Charles de Secondat de Montesquieu
Auteurs français ► XVIIIe siècle ► vous êtes ici
Auteurs français
Charles de Secondat de Montesquieu
1689 – 1755
Les lois inutiles affaiblissent les lois nécessaires.
(Montesquieu, De l’Esprit des lois, 1748)
Charles de Secondat de Montesquieu, né le 18 janvier 1689 à La Brède (Guyenne, près de Bordeaux) et mort le 10 février 1755 à Paris, est un homme de lettres et philosophe français, auteur des Lettres persanes et De l’Esprit des lois, qui, en renouvelant l’approche des sciences politiques, a contribué à l’essor des « Lumières ». Montesquieu est l’un des penseurs de l’organisation politique et sociale sur lesquels les sociétés modernes et politiquement libérales s’appuient.
→ À lire : Lettres persanes (1721). – Le Siècle des Lumières (XVIIIe siècle).
Une noblesse d’esprit
Une carrière parlementaire
Issu d’une famille d’importants parlementaires bordelais, Charles de Secondat, baron de La Brède et de Montesquieu, fut élevé d’abord au château de La Brède. Il suivit ensuite des études de droit, à Bordeaux puis à Paris.
Dans la capitale, il fréquenta les milieux savants et lettrés, mais, très attaché à sa terre et à sa région, il revint à Bordeaux, où il prit la charge de conseiller au parlement (1714). À la mort de son père, il entra en possession du domaine de La Brède et des vignobles qui en faisaient partie, et, en 1716, son oncle lui légua sa charge de président à mortier au parlement de Bordeaux. Dès lors, le destin de Montesquieu semble tracé : sa vie durant, il resta fidèle à ses attaches de propriétaire terrien et de magistrat.
Des premiers écrits aux Lettres persanes
Pourtant, parallèlement à cette charge, dès 1717, il se passionna pour les sciences, et, comme membre de l’Académie des sciences de Bordeaux, il rédigea de nombreux traités de physique, de médecine, mais également de politique et de philosophie (Dissertation sur la politique des Romains dans la religion, 1716). Ces premières œuvres, par bien des aspects, annonçaient les Lettres persanes. Ce dernier ouvrage, l’un des chefs-d’œuvre de Montesquieu, fut publié anonymement en 1721 à Amsterdam, probablement pour éviter que ce roman, audacieux à bien des égards, ne compromît la réputation de sérieux du magistrat qu’était Montesquieu. Cependant, cet anonymat fut vite percé à jour et le roman fit sans doute différer jusqu’en 1727 l’élection de son auteur à l’Académie française. En revanche, le succès des Lettres persanes ouvrit à Montesquieu les portes des salons parisiens, comme celui de la marquise de Lambert ou le club de l’Entresol.
----------
Objectifs:
**1)** Les affirmations suivantes sont-elles conformes au texte sur Montesquieu ? Répondez par oui ou par non en citant les mots décisifs du texte : (a) Montesquieu est né à Paris ; (b) les Lettres persanes parurent sans nom d'auteur à Amsterdam ; (c) c'est son père qui lui transmit la charge de président à mortier.
**2)** D'après le texte sur Montesquieu, en quelle année celui-ci devint-il conseiller au parlement de Bordeaux ?
**3)** Citez le passage du texte sur Montesquieu compris entre « Charles de Secondat de Montesquieu, né » et « politiquement libérales s’appuient. », bornes incluses.

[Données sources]
----------
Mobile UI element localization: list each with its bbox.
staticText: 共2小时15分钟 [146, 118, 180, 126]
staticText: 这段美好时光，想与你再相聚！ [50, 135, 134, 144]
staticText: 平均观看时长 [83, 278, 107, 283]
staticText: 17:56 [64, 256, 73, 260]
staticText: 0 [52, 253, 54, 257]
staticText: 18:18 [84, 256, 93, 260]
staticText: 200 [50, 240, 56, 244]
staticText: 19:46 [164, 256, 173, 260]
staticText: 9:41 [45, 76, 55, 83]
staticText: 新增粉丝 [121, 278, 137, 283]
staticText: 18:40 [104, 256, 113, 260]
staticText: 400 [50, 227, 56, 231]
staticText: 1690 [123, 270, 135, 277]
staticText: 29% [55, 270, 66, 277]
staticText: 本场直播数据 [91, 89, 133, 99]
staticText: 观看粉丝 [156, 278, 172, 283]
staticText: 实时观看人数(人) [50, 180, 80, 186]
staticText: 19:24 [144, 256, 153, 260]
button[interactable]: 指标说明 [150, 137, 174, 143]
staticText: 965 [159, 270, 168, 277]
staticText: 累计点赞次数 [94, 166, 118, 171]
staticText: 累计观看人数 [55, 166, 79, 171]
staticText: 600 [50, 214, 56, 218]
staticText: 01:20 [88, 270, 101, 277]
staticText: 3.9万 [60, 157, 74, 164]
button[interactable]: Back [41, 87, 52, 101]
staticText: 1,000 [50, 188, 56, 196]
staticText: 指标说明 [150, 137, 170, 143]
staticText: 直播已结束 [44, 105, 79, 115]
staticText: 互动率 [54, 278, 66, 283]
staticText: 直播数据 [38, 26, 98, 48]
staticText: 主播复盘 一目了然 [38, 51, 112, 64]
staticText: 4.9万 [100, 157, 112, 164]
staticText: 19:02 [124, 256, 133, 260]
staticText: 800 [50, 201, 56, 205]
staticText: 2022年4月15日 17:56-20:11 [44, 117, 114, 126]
----------
Résultats:
**1)**
(a) Non : « né le 18 janvier 1689 à La Brède ».
(b) Oui : « fut publié anonymement en 1721 à Amsterdam ».
(c) Non : « son oncle lui légua sa charge de président à mortier au parlement de Bordeaux ».

**2)** En 1714.

**3)**
Charles de Secondat de Montesquieu, né le 18 janvier 1689 à La Brède (Guyenne, près de Bordeaux) et mort le 10 février 1755 à Paris, est un homme de lettres et philosophe français, auteur des Lettres persanes et De l’Esprit des lois, qui, en renouvelant l’approche des sciences politiques, a contribué à l’essor des « Lumières ». Montesquieu est l’un des penseurs de l’organisation politique et sociale sur lesquels les sociétés modernes et politiquement libérales s’appuient.